◆ CHALLENGE: Pull every line containing "name" out of the material below.
--- start EXERCISE MATERIALS ---
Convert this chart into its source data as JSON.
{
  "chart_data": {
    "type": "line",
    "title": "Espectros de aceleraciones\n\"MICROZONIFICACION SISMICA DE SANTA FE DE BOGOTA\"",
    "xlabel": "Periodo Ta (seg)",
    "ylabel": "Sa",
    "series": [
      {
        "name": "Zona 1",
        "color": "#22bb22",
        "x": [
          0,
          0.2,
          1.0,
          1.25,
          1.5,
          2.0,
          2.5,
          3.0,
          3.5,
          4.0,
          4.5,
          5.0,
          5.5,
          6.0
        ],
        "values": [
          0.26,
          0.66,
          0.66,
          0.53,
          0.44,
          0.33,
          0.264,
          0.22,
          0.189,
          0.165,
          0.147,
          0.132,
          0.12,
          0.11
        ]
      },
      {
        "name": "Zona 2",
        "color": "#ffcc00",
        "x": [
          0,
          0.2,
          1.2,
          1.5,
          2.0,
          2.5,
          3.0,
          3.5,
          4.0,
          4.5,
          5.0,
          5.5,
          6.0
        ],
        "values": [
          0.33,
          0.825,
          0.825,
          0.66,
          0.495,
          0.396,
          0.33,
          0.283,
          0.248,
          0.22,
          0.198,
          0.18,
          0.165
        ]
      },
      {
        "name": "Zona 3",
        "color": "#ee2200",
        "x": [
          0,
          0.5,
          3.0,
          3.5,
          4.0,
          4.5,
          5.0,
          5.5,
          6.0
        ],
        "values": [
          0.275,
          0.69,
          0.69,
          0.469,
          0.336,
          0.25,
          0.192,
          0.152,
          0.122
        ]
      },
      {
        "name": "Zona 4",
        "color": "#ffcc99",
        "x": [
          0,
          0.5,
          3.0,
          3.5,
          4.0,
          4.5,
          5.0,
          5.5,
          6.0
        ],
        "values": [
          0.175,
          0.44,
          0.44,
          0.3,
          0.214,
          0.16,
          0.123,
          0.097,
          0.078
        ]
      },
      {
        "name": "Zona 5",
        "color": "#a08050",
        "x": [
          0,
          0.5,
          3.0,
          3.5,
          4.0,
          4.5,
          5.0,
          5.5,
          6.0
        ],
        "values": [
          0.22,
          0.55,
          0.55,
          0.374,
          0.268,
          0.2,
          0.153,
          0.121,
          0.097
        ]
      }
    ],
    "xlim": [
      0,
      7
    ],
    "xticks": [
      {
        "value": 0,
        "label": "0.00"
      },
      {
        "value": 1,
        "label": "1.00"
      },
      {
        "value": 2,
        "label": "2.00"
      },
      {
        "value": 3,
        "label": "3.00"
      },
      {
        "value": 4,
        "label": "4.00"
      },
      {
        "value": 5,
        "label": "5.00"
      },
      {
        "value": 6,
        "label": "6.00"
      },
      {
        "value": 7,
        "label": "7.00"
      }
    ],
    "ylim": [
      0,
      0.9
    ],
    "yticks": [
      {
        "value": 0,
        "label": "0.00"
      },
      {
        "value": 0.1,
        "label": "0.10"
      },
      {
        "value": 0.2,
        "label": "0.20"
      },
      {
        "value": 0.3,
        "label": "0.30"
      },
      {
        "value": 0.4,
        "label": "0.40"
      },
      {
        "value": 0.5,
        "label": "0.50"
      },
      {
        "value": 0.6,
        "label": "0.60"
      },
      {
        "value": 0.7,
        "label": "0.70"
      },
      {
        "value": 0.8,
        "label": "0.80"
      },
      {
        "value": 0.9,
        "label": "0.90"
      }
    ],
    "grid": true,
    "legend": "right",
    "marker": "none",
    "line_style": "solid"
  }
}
--- end EXERCISE MATERIALS ---
◆ RESPONSE FOR THIS EXERCISE:
        "name": "Zona 1",
        "name": "Zona 2",
        "name": "Zona 3",
        "name": "Zona 4",
        "name": "Zona 5",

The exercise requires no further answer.